Items →
********

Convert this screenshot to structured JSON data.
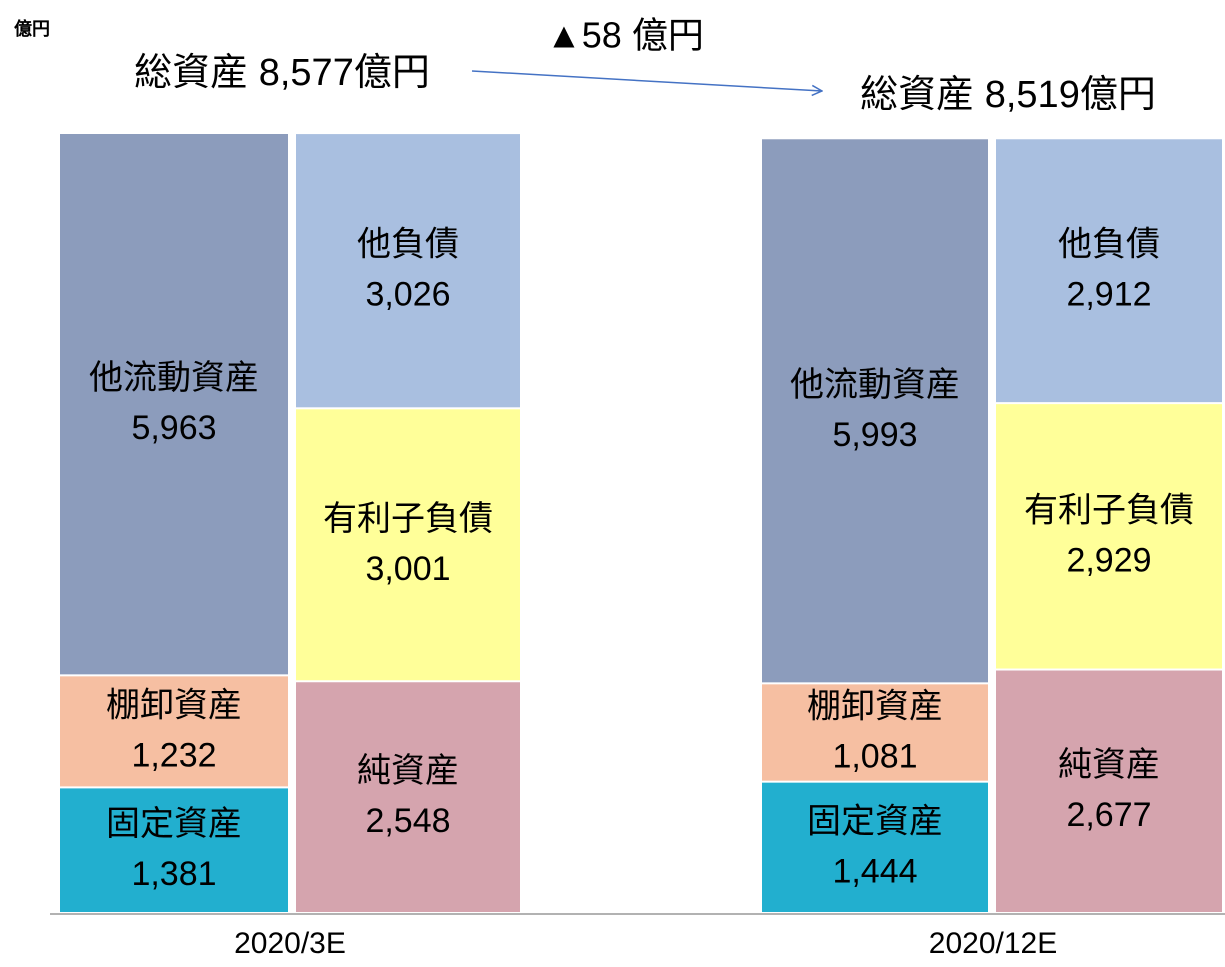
{
  "chart_data": {
    "type": "bar",
    "stacked": true,
    "unit_label": "億円",
    "annotation": "▲58 億円",
    "categories": [
      "2020/3E",
      "2020/12E"
    ],
    "total_labels": [
      "総資産 8,577億円",
      "総資産 8,519億円"
    ],
    "stacks": [
      {
        "series": [
          {
            "name": "固定資産",
            "color": "#22afcf",
            "values": [
              1381,
              1444
            ],
            "value_labels": [
              "1,381",
              "1,444"
            ]
          },
          {
            "name": "棚卸資産",
            "color": "#f6bfa2",
            "values": [
              1232,
              1081
            ],
            "value_labels": [
              "1,232",
              "1,081"
            ]
          },
          {
            "name": "他流動資産",
            "color": "#8c9cbc",
            "values": [
              5963,
              5993
            ],
            "value_labels": [
              "5,963",
              "5,993"
            ]
          }
        ]
      },
      {
        "series": [
          {
            "name": "純資産",
            "color": "#d5a4ae",
            "values": [
              2548,
              2677
            ],
            "value_labels": [
              "2,548",
              "2,677"
            ]
          },
          {
            "name": "有利子負債",
            "color": "#ffff99",
            "values": [
              3001,
              2929
            ],
            "value_labels": [
              "3,001",
              "2,929"
            ]
          },
          {
            "name": "他負債",
            "color": "#a9bfe0",
            "values": [
              3026,
              2912
            ],
            "value_labels": [
              "3,026",
              "2,912"
            ]
          }
        ]
      }
    ]
  }
}
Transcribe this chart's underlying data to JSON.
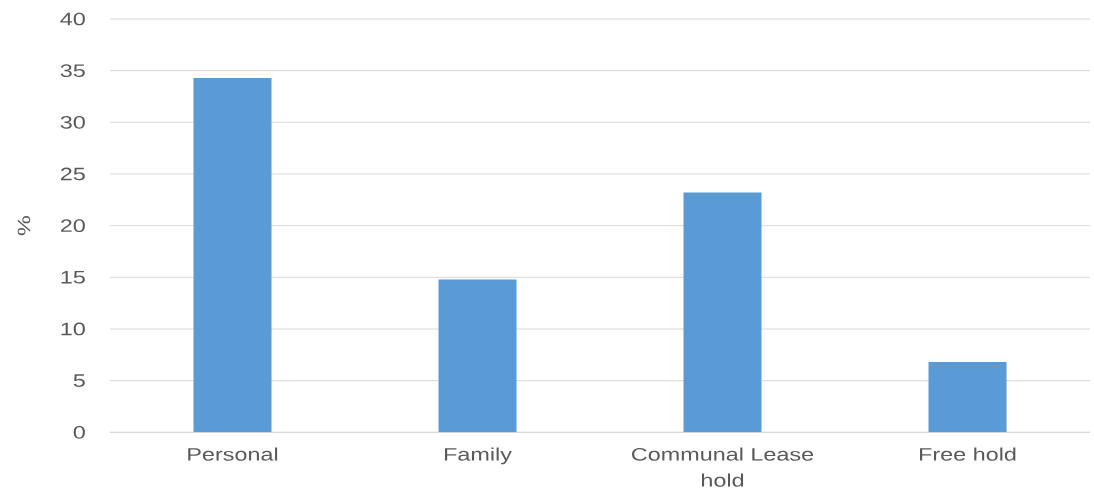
{
  "chart_data": {
    "type": "bar",
    "ylabel": "%",
    "categories": [
      "Personal",
      "Family",
      "Communal Lease hold",
      "Free hold"
    ],
    "values": [
      34.3,
      14.8,
      23.2,
      6.8
    ],
    "color": "#5b9bd5",
    "ylim": [
      0,
      40
    ],
    "yticks": [
      0,
      5,
      10,
      15,
      20,
      25,
      30,
      35,
      40
    ],
    "grid": "y"
  }
}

********

What to produce → Tally up the lines of the listing containing the word "name". Give only the total.

Worked solution → 6